Reproduce the items below word for word, leaving out the pictures.

<<<<

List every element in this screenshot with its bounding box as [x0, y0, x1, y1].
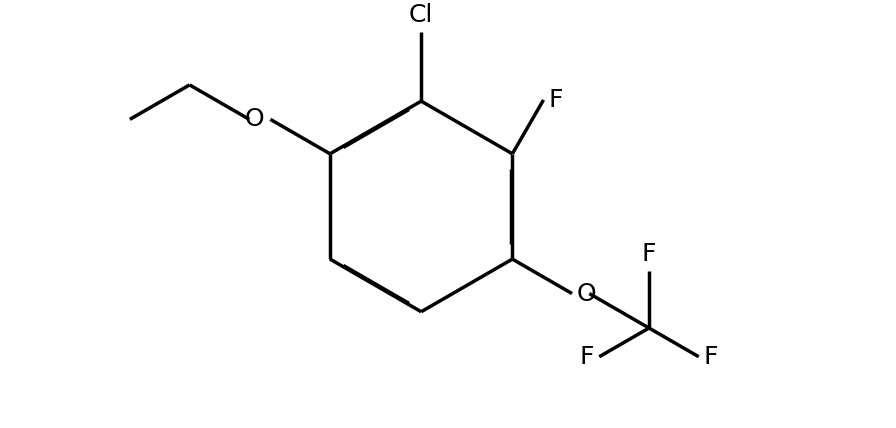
Text: F: F [703, 345, 718, 369]
Text: F: F [580, 345, 594, 369]
Text: F: F [642, 242, 656, 266]
Text: O: O [245, 107, 264, 131]
Text: O: O [577, 282, 597, 306]
Text: Cl: Cl [409, 3, 434, 27]
Text: F: F [548, 88, 563, 112]
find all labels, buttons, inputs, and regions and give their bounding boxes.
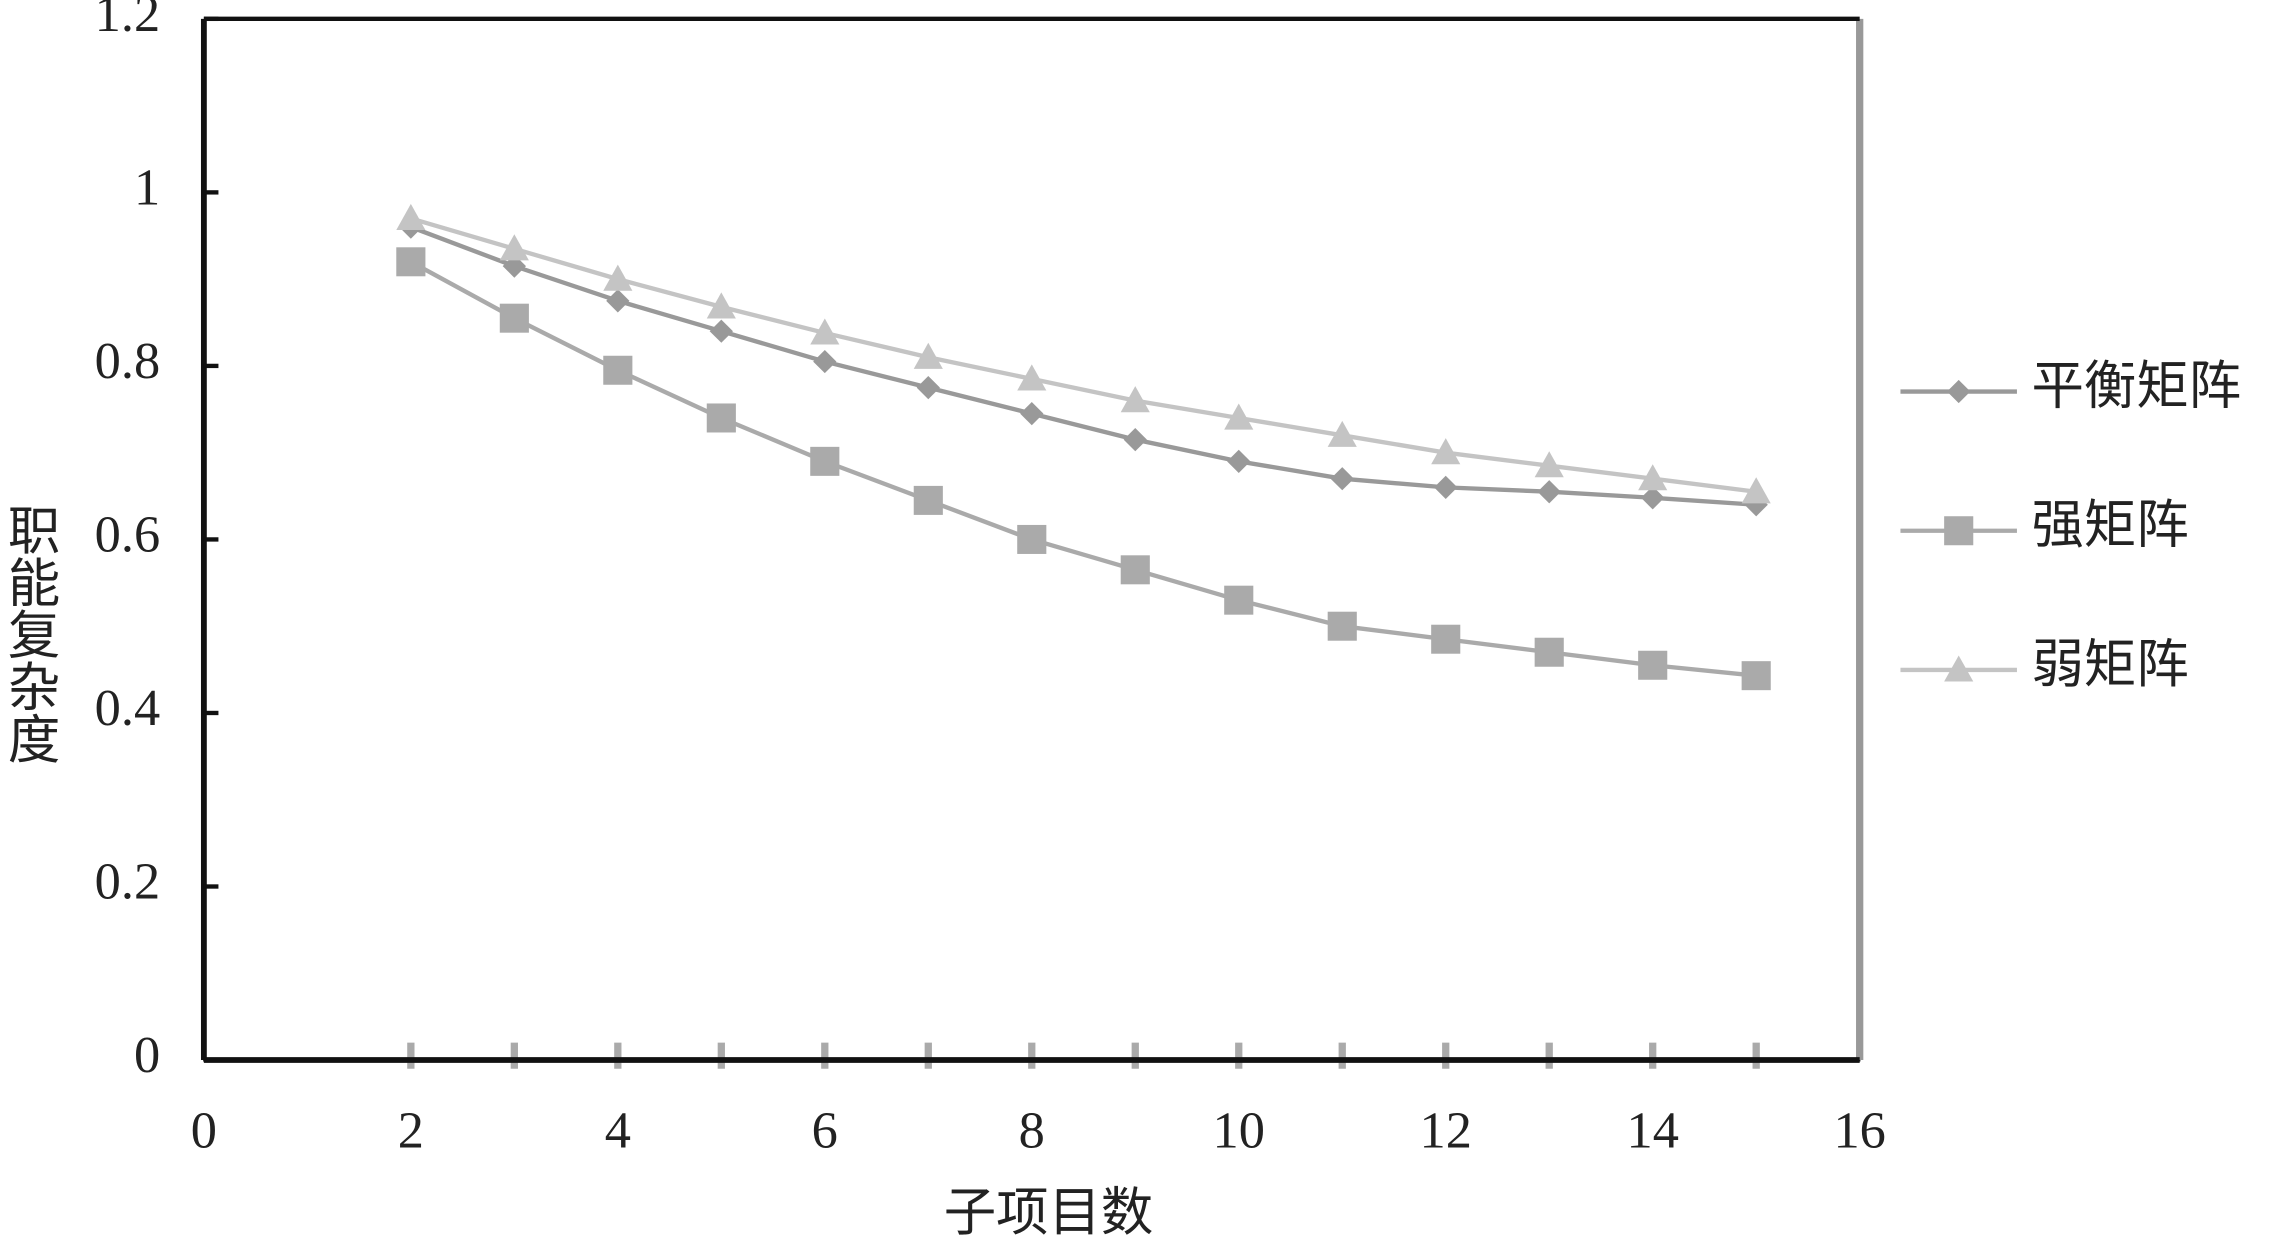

>>>>

## [Exercise solution]
List every element in this screenshot with its bounding box as [x0, y0, x1, y1].
Text: F: F [703, 345, 718, 369]
Text: F: F [580, 345, 594, 369]
Text: F: F [642, 242, 656, 266]
Text: O: O [245, 107, 264, 131]
Text: O: O [577, 282, 597, 306]
Text: Cl: Cl [409, 3, 434, 27]
Text: F: F [548, 88, 563, 112]
find all labels, buttons, inputs, and regions and give their bounding boxes.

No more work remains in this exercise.